[BEGIN DATA IN THIS EXERCISE]

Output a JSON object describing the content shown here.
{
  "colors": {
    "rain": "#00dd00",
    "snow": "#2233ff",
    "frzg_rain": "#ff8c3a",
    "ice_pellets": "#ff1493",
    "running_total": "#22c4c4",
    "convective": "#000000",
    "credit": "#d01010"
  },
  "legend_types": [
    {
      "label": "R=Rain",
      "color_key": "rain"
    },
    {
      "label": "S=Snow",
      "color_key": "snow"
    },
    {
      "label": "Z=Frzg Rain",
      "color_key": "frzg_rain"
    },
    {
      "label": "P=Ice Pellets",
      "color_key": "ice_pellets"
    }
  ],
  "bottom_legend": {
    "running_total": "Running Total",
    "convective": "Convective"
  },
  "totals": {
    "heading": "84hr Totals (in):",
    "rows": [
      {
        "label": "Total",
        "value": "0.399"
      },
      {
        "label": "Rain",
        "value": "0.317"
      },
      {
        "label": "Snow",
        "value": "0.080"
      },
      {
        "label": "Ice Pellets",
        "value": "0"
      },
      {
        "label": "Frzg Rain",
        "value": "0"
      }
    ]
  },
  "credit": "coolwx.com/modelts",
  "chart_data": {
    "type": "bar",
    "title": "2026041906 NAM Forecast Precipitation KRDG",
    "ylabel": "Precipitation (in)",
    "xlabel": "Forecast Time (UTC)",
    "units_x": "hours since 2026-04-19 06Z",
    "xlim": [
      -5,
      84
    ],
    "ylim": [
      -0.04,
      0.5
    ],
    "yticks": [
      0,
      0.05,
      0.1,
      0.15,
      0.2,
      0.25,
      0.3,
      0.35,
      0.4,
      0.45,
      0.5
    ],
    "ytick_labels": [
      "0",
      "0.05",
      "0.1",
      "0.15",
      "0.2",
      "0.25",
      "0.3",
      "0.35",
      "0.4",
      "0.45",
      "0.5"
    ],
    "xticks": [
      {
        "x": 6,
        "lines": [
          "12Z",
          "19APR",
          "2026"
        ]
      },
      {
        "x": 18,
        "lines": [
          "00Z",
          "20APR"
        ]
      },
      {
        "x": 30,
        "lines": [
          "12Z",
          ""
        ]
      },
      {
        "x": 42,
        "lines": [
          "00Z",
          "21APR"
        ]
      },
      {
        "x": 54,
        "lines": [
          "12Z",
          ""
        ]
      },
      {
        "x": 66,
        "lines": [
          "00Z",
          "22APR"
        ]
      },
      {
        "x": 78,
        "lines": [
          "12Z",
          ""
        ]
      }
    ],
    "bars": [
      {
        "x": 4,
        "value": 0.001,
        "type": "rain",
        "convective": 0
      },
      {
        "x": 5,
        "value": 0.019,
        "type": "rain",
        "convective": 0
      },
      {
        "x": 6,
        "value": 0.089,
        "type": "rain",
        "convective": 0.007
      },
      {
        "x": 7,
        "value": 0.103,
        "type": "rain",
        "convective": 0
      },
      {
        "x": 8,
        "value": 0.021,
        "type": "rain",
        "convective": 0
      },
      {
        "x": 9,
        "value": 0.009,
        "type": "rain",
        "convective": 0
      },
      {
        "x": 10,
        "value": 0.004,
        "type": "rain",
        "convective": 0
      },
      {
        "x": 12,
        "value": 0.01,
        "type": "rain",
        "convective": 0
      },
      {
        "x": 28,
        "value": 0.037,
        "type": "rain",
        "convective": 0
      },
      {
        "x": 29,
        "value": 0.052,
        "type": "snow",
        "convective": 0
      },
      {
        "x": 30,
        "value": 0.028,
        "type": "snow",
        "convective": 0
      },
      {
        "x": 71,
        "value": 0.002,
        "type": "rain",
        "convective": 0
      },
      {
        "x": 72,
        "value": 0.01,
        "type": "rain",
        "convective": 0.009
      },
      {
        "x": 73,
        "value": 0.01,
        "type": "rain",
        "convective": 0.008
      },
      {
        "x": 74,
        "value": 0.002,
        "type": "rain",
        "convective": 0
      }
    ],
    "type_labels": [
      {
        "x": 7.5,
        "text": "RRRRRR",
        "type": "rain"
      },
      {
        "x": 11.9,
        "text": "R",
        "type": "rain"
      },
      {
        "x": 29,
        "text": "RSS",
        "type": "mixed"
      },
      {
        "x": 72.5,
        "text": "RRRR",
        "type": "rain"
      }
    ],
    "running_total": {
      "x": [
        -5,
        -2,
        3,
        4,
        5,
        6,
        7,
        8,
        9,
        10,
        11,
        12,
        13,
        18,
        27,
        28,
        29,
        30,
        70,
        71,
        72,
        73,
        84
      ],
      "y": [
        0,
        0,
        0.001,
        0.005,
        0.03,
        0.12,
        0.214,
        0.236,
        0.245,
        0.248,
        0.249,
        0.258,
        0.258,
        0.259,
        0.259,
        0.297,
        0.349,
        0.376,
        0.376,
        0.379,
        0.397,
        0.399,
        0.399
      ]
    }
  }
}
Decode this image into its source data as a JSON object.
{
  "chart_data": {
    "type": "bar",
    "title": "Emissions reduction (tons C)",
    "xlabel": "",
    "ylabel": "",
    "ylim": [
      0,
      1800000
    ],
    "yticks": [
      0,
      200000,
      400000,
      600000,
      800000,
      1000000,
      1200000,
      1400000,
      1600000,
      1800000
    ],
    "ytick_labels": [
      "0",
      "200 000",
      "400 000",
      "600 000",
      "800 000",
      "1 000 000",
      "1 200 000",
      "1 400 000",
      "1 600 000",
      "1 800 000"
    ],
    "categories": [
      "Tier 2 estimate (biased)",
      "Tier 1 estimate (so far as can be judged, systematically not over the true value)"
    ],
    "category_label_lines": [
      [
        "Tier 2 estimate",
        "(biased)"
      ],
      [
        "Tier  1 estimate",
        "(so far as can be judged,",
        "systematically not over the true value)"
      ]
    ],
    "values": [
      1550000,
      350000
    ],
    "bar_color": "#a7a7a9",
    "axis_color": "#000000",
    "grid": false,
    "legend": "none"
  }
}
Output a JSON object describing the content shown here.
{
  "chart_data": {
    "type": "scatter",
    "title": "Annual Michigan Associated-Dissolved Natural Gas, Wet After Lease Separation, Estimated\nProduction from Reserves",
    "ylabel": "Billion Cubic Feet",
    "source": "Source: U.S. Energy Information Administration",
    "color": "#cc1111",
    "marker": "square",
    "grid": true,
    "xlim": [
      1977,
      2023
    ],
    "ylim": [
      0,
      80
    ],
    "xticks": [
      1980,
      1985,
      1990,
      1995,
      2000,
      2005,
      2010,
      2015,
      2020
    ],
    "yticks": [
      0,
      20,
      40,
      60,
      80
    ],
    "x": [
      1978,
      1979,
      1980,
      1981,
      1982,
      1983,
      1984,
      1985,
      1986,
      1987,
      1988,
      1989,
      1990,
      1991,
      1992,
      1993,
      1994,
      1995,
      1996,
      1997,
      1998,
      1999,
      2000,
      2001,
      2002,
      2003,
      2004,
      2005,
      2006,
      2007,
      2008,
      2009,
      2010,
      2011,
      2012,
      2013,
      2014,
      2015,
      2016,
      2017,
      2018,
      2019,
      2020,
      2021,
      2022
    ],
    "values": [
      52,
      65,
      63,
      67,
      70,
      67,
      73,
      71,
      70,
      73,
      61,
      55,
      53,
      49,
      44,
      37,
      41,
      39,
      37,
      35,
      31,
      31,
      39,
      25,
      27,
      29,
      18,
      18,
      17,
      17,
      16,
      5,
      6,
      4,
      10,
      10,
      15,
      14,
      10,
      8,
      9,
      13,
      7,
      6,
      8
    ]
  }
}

[END DATA IN THIS EXERCISE]

Where does the word "title" appear in the listing? List each line that holds it.

    "title": "2026041906 NAM Forecast Precipitation KRDG",
    "title": "Emissions reduction (tons C)",
    "title": "Annual Michigan Associated-Dissolved Natural Gas, Wet After Lease Separation, Estimated\nProduction from Reserves",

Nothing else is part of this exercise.